*The task*:
Quote every one of the lines below word for word, leaving out the pictures.

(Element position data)

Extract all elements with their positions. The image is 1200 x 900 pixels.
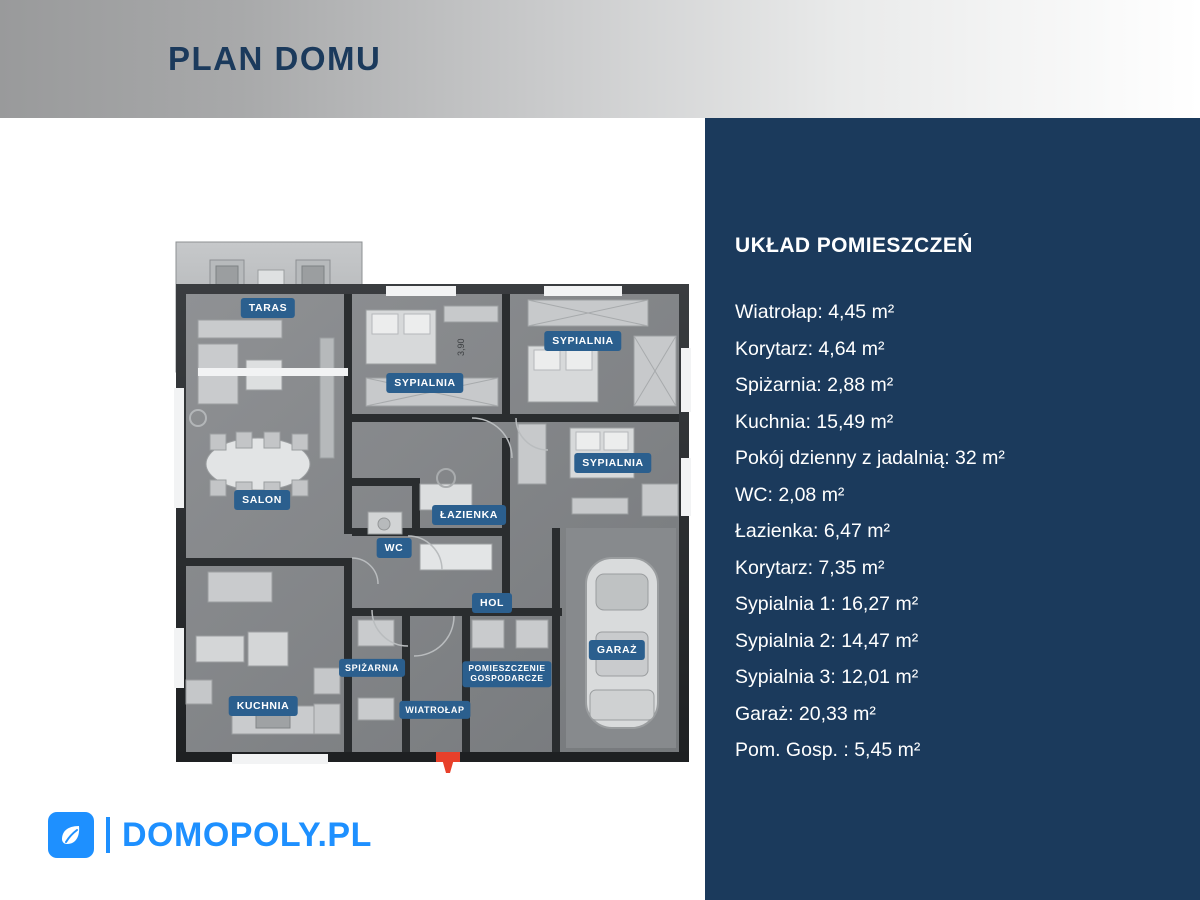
list-item: Korytarz: 4,64 m² [735,337,885,360]
dimension-label: 3,90 [456,338,466,356]
list-item: Sypialnia 1: 16,27 m² [735,593,919,615]
brand-logo[interactable] [48,812,372,858]
list-item: Spiżarnia: 2,88 m² [735,374,894,396]
list-item: Łazienka: 6,47 m² [735,520,891,542]
floorplan-area [0,118,705,900]
list-item: Korytarz: 7,35 m² [735,556,885,579]
room-label-hol: HOL [472,593,512,613]
logo-divider [106,817,110,853]
room-label-wc: WC [377,538,412,558]
list-item: Garaż: 20,33 m² [735,702,876,725]
list-item: Sypialnia 2: 14,47 m² [735,629,919,652]
list-item: Wiatrołap: 4,45 m² [735,301,895,323]
room-label-wiatrolap: WIATROŁAP [399,701,470,719]
room-list [735,294,1175,769]
entrance-arrow [436,752,460,773]
list-item: Pom. Gosp. : 5,45 m² [735,739,921,761]
room-label-spizarnia: SPIŻARNIA [339,659,405,677]
list-item: WC: 2,08 m² [735,483,845,506]
garage-car [566,528,676,748]
room-label-sypialnia-1: SYPIALNIA [386,373,463,393]
logo-wordmark: DOMOPOLY.PL [122,815,372,854]
room-label-pom-gospodarcze: POMIESZCZENIE GOSPODARCZE [462,661,551,687]
header-bar [0,0,1200,118]
panel-title: UKŁAD POMIESZCZEŃ [735,234,973,257]
list-item: Sypialnia 3: 12,01 m² [735,666,919,688]
floorplan [172,228,697,773]
room-label-sypialnia-3: SYPIALNIA [574,453,651,473]
room-label-salon: SALON [234,490,290,510]
room-label-sypialnia-2: SYPIALNIA [544,331,621,351]
list-item: Kuchnia: 15,49 m² [735,410,894,433]
list-item: Pokój dzienny z jadalnią: 32 m² [735,447,1005,469]
room-label-kuchnia: KUCHNIA [229,696,298,716]
room-label-lazienka: ŁAZIENKA [432,505,506,525]
leaf-icon [48,812,94,858]
room-label-taras: TARAS [241,298,295,318]
page-title: PLAN DOMU [168,40,382,77]
room-label-garaz: GARAŻ [589,640,645,660]
room-schedule-panel [705,118,1200,900]
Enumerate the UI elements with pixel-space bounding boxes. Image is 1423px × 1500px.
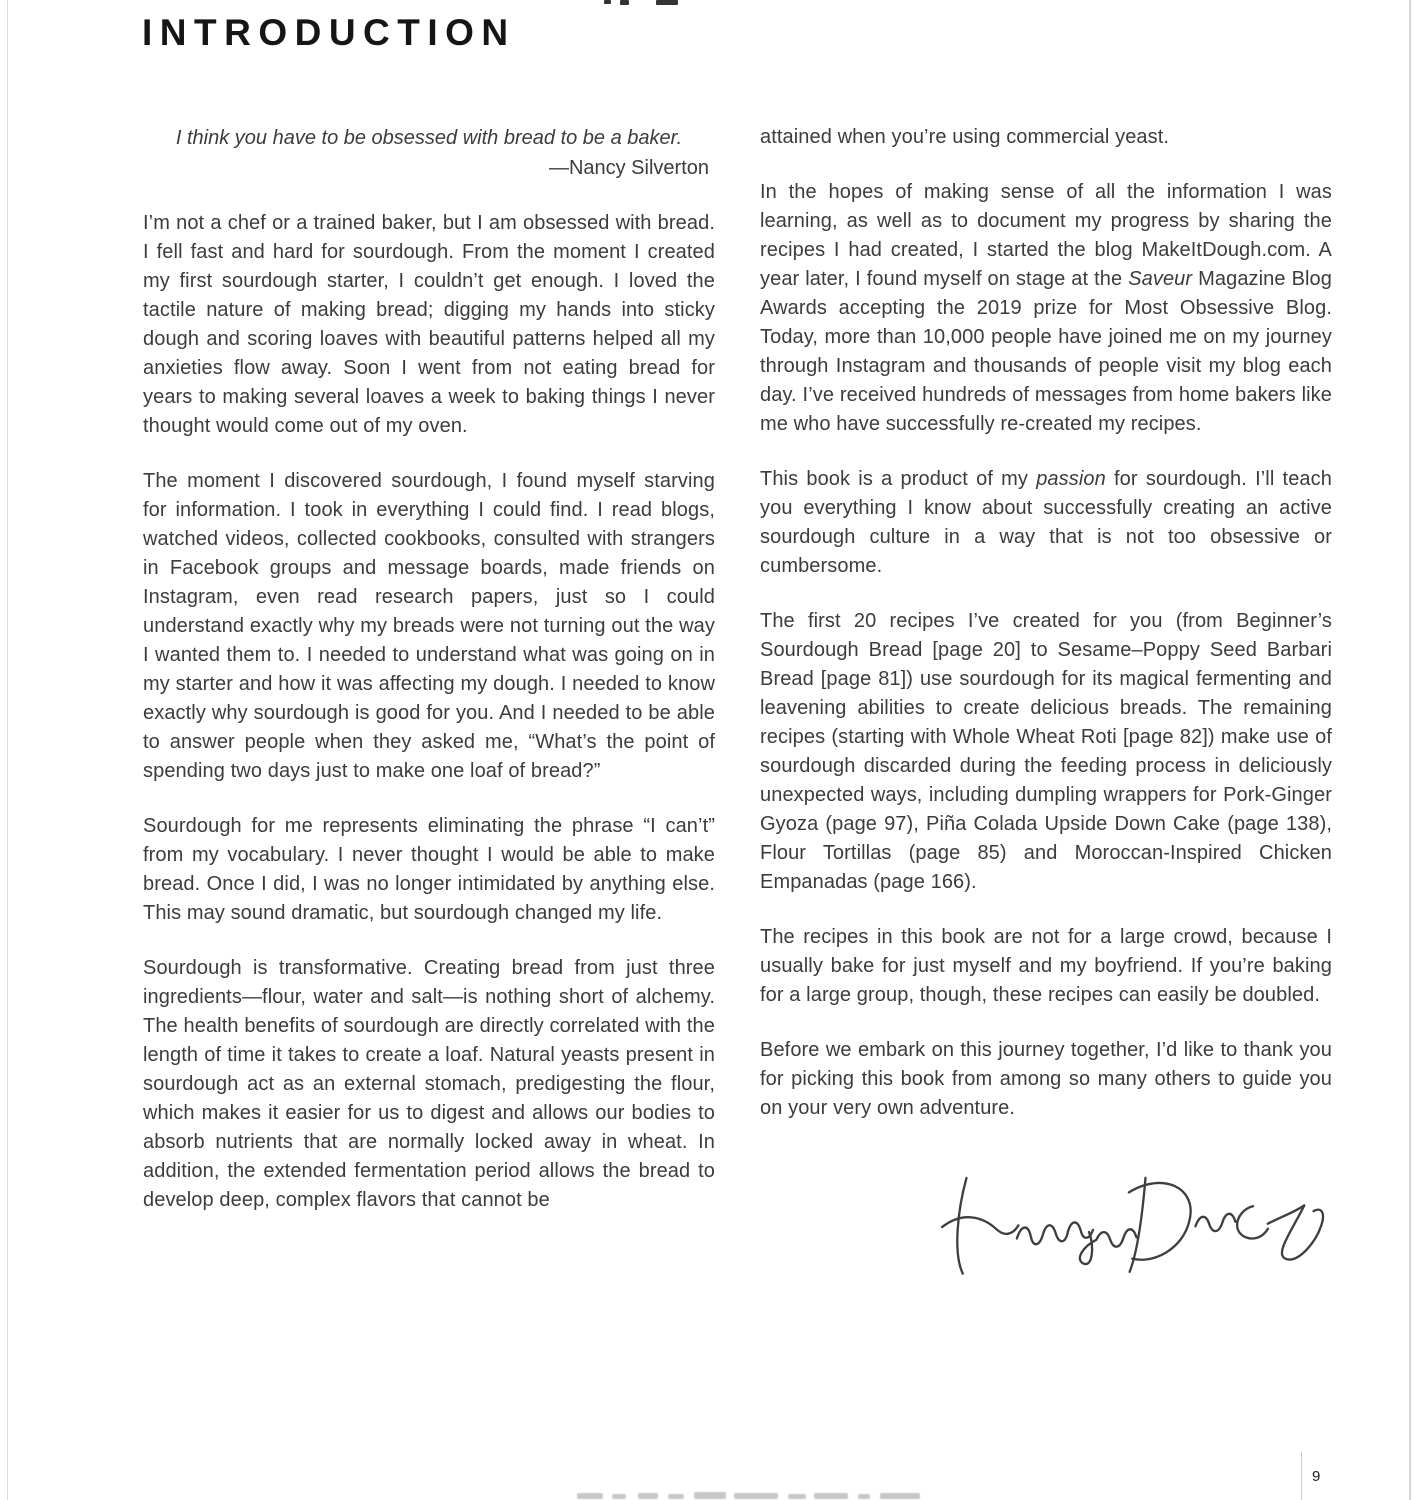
page-edge-left xyxy=(7,0,8,1500)
cropped-text-fragment xyxy=(620,0,629,5)
body-paragraph xyxy=(143,467,715,786)
cropped-footer-fragment xyxy=(612,1494,626,1499)
footer-rule xyxy=(1301,1452,1302,1500)
body-paragraph xyxy=(760,923,1332,1010)
cropped-footer-fragment xyxy=(858,1494,870,1499)
cropped-footer-fragment xyxy=(577,1493,603,1499)
text-run: Sourdough is transformative. Creating bread from just three ingredients—flour, water and salt—is nothing short of alchemy. The health benefits of sourdough are directly correlated with the length of time it takes to create a loaf. Natural yeasts present in sourdough act as an external stomach, predigesting the flour, which makes it easier for us to digest and allows our bodies to absorb nutrients that are normally locked away in wheat. In addition, the extended fermentation period allows the bread to develop deep, complex flavors that cannot be xyxy=(143,957,715,1211)
cropped-text-fragment xyxy=(656,0,678,5)
left-column xyxy=(143,123,715,1241)
right-column-paragraphs xyxy=(760,123,1332,1123)
text-run: The moment I discovered sourdough, I found myself starving for information. I took in everything I could find. I read blogs, watched videos, collected cookbooks, consulted with strangers in Facebook groups and message boards, made friends on Instagram, even read research papers, just so I could understand exactly why my breads were not turning out the way I wanted them to. I needed to understand what was going on in my starter and how it was affecting my dough. I needed to know exactly why sourdough is good for you. And I needed to be able to answer people when they asked me, “What’s the point of spending two days just to make one loaf of bread?” xyxy=(143,470,715,782)
cropped-footer-fragment xyxy=(734,1493,778,1499)
text-run: attained when you’re using commercial yeast. xyxy=(760,126,1170,148)
left-column-paragraphs xyxy=(143,209,715,1215)
right-column xyxy=(760,123,1332,1283)
italic-text-run: passion xyxy=(1036,468,1106,490)
cropped-footer-fragment xyxy=(694,1492,726,1499)
text-run: I’m not a chef or a trained baker, but I am obsessed with bread. I fell fast and hard for sourdough. From the moment I created my first sourdough starter, I couldn’t get enough. I loved the tactile nature of making bread; digging my hands into sticky dough and scoring loaves with beautiful patterns helped all my anxieties flow away. Soon I went from not eating bread for years to making several loaves a week to baking things I never thought would come out of my oven. xyxy=(143,212,715,437)
text-run: The first 20 recipes I’ve created for you (from Beginner’s Sourdough Bread [page 20] to Sesame–Poppy Seed Barbari Bread [page 81]) use sourdough for its magical fermenting and leavening abilities to create delicious breads. The remaining recipes (starting with Whole Wheat Roti [page 82]) make use of sourdough discarded during the feeding process in deliciously unexpected ways, including dumpling wrappers for Pork-Ginger Gyoza (page 97), Piña Colada Upside Down Cake (page 138), Flour Tortillas (page 85) and Moroccan-Inspired Chicken Empanadas (page 166). xyxy=(760,610,1332,893)
body-paragraph xyxy=(760,607,1332,897)
body-paragraph xyxy=(760,1036,1332,1123)
cropped-footer-fragment xyxy=(814,1493,848,1499)
page-edge-right xyxy=(1409,0,1411,1500)
text-run: Before we embark on this journey together, I’d like to thank you for picking this book from among so many others to guide you on your very own adventure. xyxy=(760,1039,1332,1119)
italic-text-run: Saveur xyxy=(1128,268,1193,290)
body-paragraph xyxy=(143,954,715,1215)
body-paragraph xyxy=(760,178,1332,439)
body-paragraph xyxy=(143,209,715,441)
body-paragraph xyxy=(760,123,1332,152)
cropped-text-fragment xyxy=(604,0,611,4)
text-run: Magazine Blog Awards accepting the 2019 prize for Most Obsessive Blog. Today, more than 10,000 people have joined me on my journey through Instagram and thousands of people visit my blog each day. I’ve received hundreds of messages from home bakers like me who have successfully re-created my recipes. xyxy=(760,268,1333,435)
text-run: for sourdough. I’ll teach you everything I know about successfully creating an active sourdough culture in a way that is not too obsessive or cumbersome. xyxy=(760,468,1332,577)
page-title: INTRODUCTION xyxy=(142,12,516,53)
body-paragraph xyxy=(760,465,1332,581)
page-number: 9 xyxy=(1312,1468,1321,1485)
cropped-footer-fragment xyxy=(880,1493,920,1499)
text-run: The recipes in this book are not for a large crowd, because I usually bake for just myself and my boyfriend. If you’re baking for a large group, though, these recipes can easily be doubled. xyxy=(760,926,1332,1006)
text-run: This book is a product of my xyxy=(760,468,1037,490)
author-signature xyxy=(928,1158,1334,1290)
signature-block xyxy=(760,1165,1332,1283)
cropped-footer-fragment xyxy=(788,1494,806,1499)
text-run: Sourdough for me represents eliminating the phrase “I can’t” from my vocabulary. I never thought I would be able to make bread. Once I did, I was no longer intimidated by anything else. This may sound dramatic, but sourdough changed my life. xyxy=(143,815,715,924)
cropped-footer-fragment xyxy=(638,1493,658,1499)
epigraph-quote: I think you have to be obsessed with bread to be a baker. xyxy=(175,127,683,149)
epigraph-attribution: —Nancy Silverton xyxy=(548,157,709,179)
cropped-footer-fragment xyxy=(668,1494,684,1499)
epigraph xyxy=(143,123,715,183)
text-run: In the hopes of making sense of all the information I was learning, as well as to document my progress by sharing the recipes I had created, I started the blog MakeItDough.com. A year later, I found myself on stage at the xyxy=(760,181,1332,290)
body-paragraph xyxy=(143,812,715,928)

*Expected answer*:
Extract all elements with their positions. The image is 1200 x 900 pixels.
list-item: Korytarz: 4,64 m² [735,337,885,360]
dimension-label: 3,90 [456,338,466,356]
list-item: Sypialnia 1: 16,27 m² [735,593,919,615]
brand-logo[interactable] [48,812,372,858]
list-item: Spiżarnia: 2,88 m² [735,374,894,396]
list-item: Łazienka: 6,47 m² [735,520,891,542]
floorplan-area [0,118,705,900]
list-item: Korytarz: 7,35 m² [735,556,885,579]
room-label-hol: HOL [472,593,512,613]
logo-divider [106,817,110,853]
room-label-wc: WC [377,538,412,558]
list-item: Garaż: 20,33 m² [735,702,876,725]
list-item: Sypialnia 2: 14,47 m² [735,629,919,652]
list-item: Wiatrołap: 4,45 m² [735,301,895,323]
room-label-wiatrolap: WIATROŁAP [399,701,470,719]
room-list [735,294,1175,769]
entrance-arrow [436,752,460,773]
list-item: Pom. Gosp. : 5,45 m² [735,739,921,761]
room-label-spizarnia: SPIŻARNIA [339,659,405,677]
list-item: WC: 2,08 m² [735,483,845,506]
garage-car [566,528,676,748]
room-label-sypialnia-1: SYPIALNIA [386,373,463,393]
logo-wordmark: DOMOPOLY.PL [122,815,372,854]
room-label-pom-gospodarcze: POMIESZCZENIE GOSPODARCZE [462,661,551,687]
header-bar [0,0,1200,118]
panel-title: UKŁAD POMIESZCZEŃ [735,234,973,257]
list-item: Sypialnia 3: 12,01 m² [735,666,919,688]
floorplan [172,228,697,773]
room-label-sypialnia-3: SYPIALNIA [574,453,651,473]
room-label-salon: SALON [234,490,290,510]
room-label-sypialnia-2: SYPIALNIA [544,331,621,351]
list-item: Kuchnia: 15,49 m² [735,410,894,433]
list-item: Pokój dzienny z jadalnią: 32 m² [735,447,1005,469]
room-label-kuchnia: KUCHNIA [229,696,298,716]
room-label-lazienka: ŁAZIENKA [432,505,506,525]
leaf-icon [48,812,94,858]
room-label-taras: TARAS [241,298,295,318]
page-title: PLAN DOMU [168,40,382,77]
room-label-garaz: GARAŻ [589,640,645,660]
room-schedule-panel [705,118,1200,900]
Enumerate the UI elements with pixel-space bounding boxes. Image is 1423px × 1500px.
page-edge-left xyxy=(7,0,8,1500)
cropped-text-fragment xyxy=(620,0,629,5)
body-paragraph xyxy=(143,467,715,786)
cropped-footer-fragment xyxy=(612,1494,626,1499)
footer-rule xyxy=(1301,1452,1302,1500)
body-paragraph xyxy=(760,923,1332,1010)
cropped-footer-fragment xyxy=(858,1494,870,1499)
cropped-footer-fragment xyxy=(577,1493,603,1499)
text-run: Sourdough is transformative. Creating bread from just three ingredients—flour, water and salt—is nothing short of alchemy. The health benefits of sourdough are directly correlated with the length of time it takes to create a loaf. Natural yeasts present in sourdough act as an external stomach, predigesting the flour, which makes it easier for us to digest and allows our bodies to absorb nutrients that are normally locked away in wheat. In addition, the extended fermentation period allows the bread to develop deep, complex flavors that cannot be xyxy=(143,957,715,1211)
cropped-text-fragment xyxy=(656,0,678,5)
left-column xyxy=(143,123,715,1241)
right-column-paragraphs xyxy=(760,123,1332,1123)
text-run: The moment I discovered sourdough, I found myself starving for information. I took in everything I could find. I read blogs, watched videos, collected cookbooks, consulted with strangers in Facebook groups and message boards, made friends on Instagram, even read research papers, just so I could understand exactly why my breads were not turning out the way I wanted them to. I needed to understand what was going on in my starter and how it was affecting my dough. I needed to know exactly why sourdough is good for you. And I needed to be able to answer people when they asked me, “What’s the point of spending two days just to make one loaf of bread?” xyxy=(143,470,715,782)
cropped-footer-fragment xyxy=(734,1493,778,1499)
text-run: attained when you’re using commercial yeast. xyxy=(760,126,1170,148)
left-column-paragraphs xyxy=(143,209,715,1215)
right-column xyxy=(760,123,1332,1283)
italic-text-run: passion xyxy=(1036,468,1106,490)
cropped-footer-fragment xyxy=(694,1492,726,1499)
text-run: I’m not a chef or a trained baker, but I am obsessed with bread. I fell fast and hard for sourdough. From the moment I created my first sourdough starter, I couldn’t get enough. I loved the tactile nature of making bread; digging my hands into sticky dough and scoring loaves with beautiful patterns helped all my anxieties flow away. Soon I went from not eating bread for years to making several loaves a week to baking things I never thought would come out of my oven. xyxy=(143,212,715,437)
text-run: The first 20 recipes I’ve created for you (from Beginner’s Sourdough Bread [page 20] to Sesame–Poppy Seed Barbari Bread [page 81]) use sourdough for its magical fermenting and leavening abilities to create delicious breads. The remaining recipes (starting with Whole Wheat Roti [page 82]) make use of sourdough discarded during the feeding process in deliciously unexpected ways, including dumpling wrappers for Pork-Ginger Gyoza (page 97), Piña Colada Upside Down Cake (page 138), Flour Tortillas (page 85) and Moroccan-Inspired Chicken Empanadas (page 166). xyxy=(760,610,1332,893)
body-paragraph xyxy=(760,607,1332,897)
body-paragraph xyxy=(760,1036,1332,1123)
cropped-footer-fragment xyxy=(814,1493,848,1499)
page-edge-right xyxy=(1409,0,1411,1500)
text-run: Before we embark on this journey together, I’d like to thank you for picking this book from among so many others to guide you on your very own adventure. xyxy=(760,1039,1332,1119)
italic-text-run: Saveur xyxy=(1128,268,1193,290)
body-paragraph xyxy=(143,954,715,1215)
body-paragraph xyxy=(760,178,1332,439)
body-paragraph xyxy=(143,209,715,441)
body-paragraph xyxy=(760,123,1332,152)
cropped-text-fragment xyxy=(604,0,611,4)
text-run: Magazine Blog Awards accepting the 2019 prize for Most Obsessive Blog. Today, more than 10,000 people have joined me on my journey through Instagram and thousands of people visit my blog each day. I’ve received hundreds of messages from home bakers like me who have successfully re-created my recipes. xyxy=(760,268,1333,435)
text-run: for sourdough. I’ll teach you everything I know about successfully creating an active sourdough culture in a way that is not too obsessive or cumbersome. xyxy=(760,468,1332,577)
page-title: INTRODUCTION xyxy=(142,12,516,53)
body-paragraph xyxy=(760,465,1332,581)
page-number: 9 xyxy=(1312,1468,1321,1485)
cropped-footer-fragment xyxy=(880,1493,920,1499)
text-run: The recipes in this book are not for a large crowd, because I usually bake for just myself and my boyfriend. If you’re baking for a large group, though, these recipes can easily be doubled. xyxy=(760,926,1332,1006)
text-run: This book is a product of my xyxy=(760,468,1037,490)
author-signature xyxy=(928,1158,1334,1290)
signature-block xyxy=(760,1165,1332,1283)
cropped-footer-fragment xyxy=(788,1494,806,1499)
text-run: Sourdough for me represents eliminating the phrase “I can’t” from my vocabulary. I never thought I would be able to make bread. Once I did, I was no longer intimidated by anything else. This may sound dramatic, but sourdough changed my life. xyxy=(143,815,715,924)
cropped-footer-fragment xyxy=(638,1493,658,1499)
epigraph-quote: I think you have to be obsessed with bread to be a baker. xyxy=(175,127,683,149)
epigraph-attribution: —Nancy Silverton xyxy=(548,157,709,179)
cropped-footer-fragment xyxy=(668,1494,684,1499)
epigraph xyxy=(143,123,715,183)
text-run: In the hopes of making sense of all the information I was learning, as well as to document my progress by sharing the recipes I had created, I started the blog MakeItDough.com. A year later, I found myself on stage at the xyxy=(760,181,1332,290)
body-paragraph xyxy=(143,812,715,928)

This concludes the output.